### Document excerpt
Start of Block

Change in the general aboveground phytomass as a basis for modeling dynamics of recovery of vegetative cover

Abstract

Our study was focused on changes in the general aboveground phytomass during restoration of the vegetative cover. The objective was to analyze changes in the aboveground phytomass as an indicator of autogenic ecosystem dynamics. Therefore, we set the following goals: to detect changes that occurred in the amount of aboveground phytomass while the natural vegetation reco­vered; develop a mathematical model that would describe the process of dynamics of aboveground phytomass during progressive autogenic successions; develop a parameter of natural ecosystem dynamics based on changes in the aboveground phytomass during recovery of natural vegetation. To achieve our goals, we conducted a series of eight stationary experiments that lasted from 2005 to 2014 in the territory of central Polissia. Also, we carried out geobotanical studies, measuring phytomass outside the stationary plots. As vegetation in the disturbed areas recovered, the amount of aboveground phytomass naturally increased. Function of the natural logarithm is a mathematical model of change in the aboveground phytomass. In this model, regression coefficient “a” represents the initial conditions of when recovery started. For secondary ecological successions, regression coefficient “a” was higher than for the initial one. Regression coefficient “b” indicated the rates of production of aboveground phytomass. With time, a predicted trend of change in the aboveground phytomass becomes more likely to deviate.. Increase in the aboveground phytomass in most cases accompanies autogenic succession, and its decline, except in rare cases, accompanies/ homogenic succession. Accumulation of maximum possible phytomass and its storage for a maximum time interval corresponds to the state of energy (climatic) climax, while stopping its production at lower values – to catastrophic climax. The mathematical model of change in the general aboveground phytomass is the basis for further development of an integral theory of ecosystem dynamics. Prediction algorithms that have been developed based on the proposed mathematical model can be useful during environmental audit or decision making in nature protection when assessing whether an area requires a strict protection regime.

End of Block

### What the task requires
In the phytomass abstract, what does regression coefficient "b" indicate? The entries below come from a source unrelated to the phytomass abstract.

### Information
Start of Block

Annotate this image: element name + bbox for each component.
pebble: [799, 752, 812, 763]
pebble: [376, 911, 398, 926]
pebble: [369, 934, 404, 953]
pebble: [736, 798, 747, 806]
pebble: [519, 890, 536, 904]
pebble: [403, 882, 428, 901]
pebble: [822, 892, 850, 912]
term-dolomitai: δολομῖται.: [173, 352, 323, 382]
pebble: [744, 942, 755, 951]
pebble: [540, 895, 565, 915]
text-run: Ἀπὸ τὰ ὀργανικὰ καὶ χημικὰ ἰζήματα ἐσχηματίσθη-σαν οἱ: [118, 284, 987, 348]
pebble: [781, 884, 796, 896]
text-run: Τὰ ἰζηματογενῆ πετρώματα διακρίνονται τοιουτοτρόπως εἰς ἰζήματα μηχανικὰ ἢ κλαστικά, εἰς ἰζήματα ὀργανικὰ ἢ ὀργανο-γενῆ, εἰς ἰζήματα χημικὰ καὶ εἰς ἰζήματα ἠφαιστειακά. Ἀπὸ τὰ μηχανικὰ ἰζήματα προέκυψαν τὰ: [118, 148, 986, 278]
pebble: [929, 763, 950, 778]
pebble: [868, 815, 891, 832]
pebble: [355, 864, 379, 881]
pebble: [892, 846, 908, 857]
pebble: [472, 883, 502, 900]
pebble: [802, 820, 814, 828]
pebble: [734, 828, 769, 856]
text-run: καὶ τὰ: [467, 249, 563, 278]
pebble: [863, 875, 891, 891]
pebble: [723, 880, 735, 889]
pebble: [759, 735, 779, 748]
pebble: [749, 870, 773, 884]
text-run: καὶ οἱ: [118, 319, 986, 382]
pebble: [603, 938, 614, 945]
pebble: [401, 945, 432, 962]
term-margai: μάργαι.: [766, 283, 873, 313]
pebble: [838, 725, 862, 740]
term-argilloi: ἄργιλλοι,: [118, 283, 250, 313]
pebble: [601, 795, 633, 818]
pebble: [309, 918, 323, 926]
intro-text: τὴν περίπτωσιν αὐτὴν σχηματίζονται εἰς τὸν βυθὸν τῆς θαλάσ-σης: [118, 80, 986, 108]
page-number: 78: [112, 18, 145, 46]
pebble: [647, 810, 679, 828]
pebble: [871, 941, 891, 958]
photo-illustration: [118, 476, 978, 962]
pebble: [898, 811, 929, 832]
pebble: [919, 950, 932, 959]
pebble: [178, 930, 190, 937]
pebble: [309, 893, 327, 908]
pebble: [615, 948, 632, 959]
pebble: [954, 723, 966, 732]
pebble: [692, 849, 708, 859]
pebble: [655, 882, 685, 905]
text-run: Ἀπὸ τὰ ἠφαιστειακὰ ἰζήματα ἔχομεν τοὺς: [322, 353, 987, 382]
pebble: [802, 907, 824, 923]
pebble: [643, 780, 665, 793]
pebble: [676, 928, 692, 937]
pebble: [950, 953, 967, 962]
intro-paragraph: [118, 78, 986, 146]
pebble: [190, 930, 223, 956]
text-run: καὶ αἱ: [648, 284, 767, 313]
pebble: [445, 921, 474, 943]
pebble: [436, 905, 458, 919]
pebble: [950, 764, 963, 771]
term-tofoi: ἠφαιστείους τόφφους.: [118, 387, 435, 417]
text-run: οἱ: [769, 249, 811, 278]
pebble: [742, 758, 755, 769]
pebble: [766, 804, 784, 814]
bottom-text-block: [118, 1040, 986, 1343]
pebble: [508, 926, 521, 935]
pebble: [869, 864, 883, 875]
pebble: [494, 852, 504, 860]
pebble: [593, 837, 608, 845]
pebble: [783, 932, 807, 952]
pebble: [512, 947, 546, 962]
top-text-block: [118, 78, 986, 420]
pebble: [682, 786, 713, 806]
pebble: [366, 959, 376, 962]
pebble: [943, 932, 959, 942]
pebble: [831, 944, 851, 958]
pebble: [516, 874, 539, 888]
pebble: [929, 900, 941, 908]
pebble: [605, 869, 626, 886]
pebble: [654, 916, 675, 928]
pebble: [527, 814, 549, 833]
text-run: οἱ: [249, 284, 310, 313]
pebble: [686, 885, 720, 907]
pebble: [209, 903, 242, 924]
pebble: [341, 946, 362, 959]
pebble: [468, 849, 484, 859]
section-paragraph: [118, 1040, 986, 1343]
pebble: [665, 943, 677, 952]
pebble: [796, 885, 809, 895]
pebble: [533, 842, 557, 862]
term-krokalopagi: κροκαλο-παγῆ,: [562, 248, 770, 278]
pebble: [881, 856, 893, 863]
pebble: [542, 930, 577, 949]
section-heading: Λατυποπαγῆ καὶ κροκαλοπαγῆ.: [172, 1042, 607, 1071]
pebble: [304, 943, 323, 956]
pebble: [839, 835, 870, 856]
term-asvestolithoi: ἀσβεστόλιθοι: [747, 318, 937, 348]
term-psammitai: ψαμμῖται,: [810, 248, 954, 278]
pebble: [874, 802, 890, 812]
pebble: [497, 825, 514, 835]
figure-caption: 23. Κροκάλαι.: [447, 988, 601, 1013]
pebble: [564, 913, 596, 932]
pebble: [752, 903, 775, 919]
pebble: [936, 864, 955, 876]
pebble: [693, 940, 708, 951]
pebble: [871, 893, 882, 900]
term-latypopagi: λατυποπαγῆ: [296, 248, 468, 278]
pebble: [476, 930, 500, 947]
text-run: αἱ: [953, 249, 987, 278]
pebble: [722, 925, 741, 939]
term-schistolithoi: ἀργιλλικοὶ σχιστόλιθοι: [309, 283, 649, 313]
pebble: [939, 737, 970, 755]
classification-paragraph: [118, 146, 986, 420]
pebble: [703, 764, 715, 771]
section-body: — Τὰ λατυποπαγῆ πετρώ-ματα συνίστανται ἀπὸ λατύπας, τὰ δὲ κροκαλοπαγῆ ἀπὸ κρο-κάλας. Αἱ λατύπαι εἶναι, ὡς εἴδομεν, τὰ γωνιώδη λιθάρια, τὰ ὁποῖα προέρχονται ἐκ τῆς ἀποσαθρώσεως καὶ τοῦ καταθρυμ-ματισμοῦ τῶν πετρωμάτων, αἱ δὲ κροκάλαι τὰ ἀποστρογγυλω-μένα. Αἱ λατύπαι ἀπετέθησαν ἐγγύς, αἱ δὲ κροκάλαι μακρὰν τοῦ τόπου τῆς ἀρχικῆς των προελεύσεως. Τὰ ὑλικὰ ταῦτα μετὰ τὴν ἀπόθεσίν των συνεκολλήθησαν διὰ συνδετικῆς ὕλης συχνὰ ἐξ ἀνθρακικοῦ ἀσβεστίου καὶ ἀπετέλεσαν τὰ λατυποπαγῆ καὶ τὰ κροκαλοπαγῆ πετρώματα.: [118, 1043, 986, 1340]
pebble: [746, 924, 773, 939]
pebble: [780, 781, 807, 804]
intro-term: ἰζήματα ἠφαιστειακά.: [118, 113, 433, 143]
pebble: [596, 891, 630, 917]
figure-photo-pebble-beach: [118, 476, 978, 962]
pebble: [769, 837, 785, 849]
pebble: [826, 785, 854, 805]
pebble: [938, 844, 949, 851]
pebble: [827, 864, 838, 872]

End of Block

### Response to this task
It indicates the rates of production of aboveground phytomass.